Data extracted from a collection
****************************************

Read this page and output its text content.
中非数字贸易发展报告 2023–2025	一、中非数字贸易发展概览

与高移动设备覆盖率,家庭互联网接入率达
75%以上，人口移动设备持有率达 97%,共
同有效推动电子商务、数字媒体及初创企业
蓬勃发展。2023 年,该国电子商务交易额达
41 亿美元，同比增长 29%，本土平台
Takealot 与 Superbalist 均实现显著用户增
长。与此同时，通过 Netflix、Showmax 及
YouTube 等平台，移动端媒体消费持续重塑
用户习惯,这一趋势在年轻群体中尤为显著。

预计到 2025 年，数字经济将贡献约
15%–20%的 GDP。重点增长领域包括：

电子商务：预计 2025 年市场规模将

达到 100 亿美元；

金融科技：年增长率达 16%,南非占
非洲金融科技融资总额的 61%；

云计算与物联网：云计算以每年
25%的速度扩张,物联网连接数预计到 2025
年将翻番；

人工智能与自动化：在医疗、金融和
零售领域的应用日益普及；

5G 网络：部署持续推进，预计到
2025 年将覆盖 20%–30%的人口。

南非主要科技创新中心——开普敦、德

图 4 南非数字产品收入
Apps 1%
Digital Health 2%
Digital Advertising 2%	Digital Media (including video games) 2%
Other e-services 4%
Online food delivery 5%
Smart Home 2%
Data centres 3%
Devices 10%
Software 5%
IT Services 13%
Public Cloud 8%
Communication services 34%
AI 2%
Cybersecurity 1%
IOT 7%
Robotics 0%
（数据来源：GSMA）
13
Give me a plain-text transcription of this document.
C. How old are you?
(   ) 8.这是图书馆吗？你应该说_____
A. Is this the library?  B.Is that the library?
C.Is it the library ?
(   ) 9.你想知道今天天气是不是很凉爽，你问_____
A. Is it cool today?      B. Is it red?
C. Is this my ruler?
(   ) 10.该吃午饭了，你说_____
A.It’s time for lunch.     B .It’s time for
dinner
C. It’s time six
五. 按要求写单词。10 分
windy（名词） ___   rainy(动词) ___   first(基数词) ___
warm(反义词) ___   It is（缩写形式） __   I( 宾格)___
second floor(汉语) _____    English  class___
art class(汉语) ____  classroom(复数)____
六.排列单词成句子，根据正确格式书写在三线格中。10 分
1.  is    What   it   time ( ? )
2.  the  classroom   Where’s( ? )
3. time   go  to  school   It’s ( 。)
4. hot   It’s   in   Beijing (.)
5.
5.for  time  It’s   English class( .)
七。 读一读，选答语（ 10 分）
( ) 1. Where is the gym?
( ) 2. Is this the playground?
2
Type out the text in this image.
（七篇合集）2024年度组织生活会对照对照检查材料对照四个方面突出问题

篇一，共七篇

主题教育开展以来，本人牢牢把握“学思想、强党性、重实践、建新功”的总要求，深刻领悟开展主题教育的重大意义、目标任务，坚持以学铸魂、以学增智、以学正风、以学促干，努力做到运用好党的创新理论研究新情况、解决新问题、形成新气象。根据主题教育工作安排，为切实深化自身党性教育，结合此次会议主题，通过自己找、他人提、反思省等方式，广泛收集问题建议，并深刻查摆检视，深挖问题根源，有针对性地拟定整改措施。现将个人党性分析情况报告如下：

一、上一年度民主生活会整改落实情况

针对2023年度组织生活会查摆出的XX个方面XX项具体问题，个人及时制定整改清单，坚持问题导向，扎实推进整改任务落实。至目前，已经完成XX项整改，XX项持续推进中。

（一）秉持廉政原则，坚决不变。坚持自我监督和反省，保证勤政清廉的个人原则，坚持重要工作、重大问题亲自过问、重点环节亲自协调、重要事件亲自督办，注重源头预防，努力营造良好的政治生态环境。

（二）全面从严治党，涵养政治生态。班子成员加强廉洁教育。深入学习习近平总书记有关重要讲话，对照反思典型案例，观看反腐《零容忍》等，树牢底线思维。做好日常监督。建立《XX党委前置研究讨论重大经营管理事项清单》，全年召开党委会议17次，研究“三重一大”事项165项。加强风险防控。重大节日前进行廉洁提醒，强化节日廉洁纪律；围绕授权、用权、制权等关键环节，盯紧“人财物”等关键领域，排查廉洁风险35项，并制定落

****************************************

#### Exercise prompt
Give only the number of lines in the listing above that include the string "time".

#### Answer to the task
5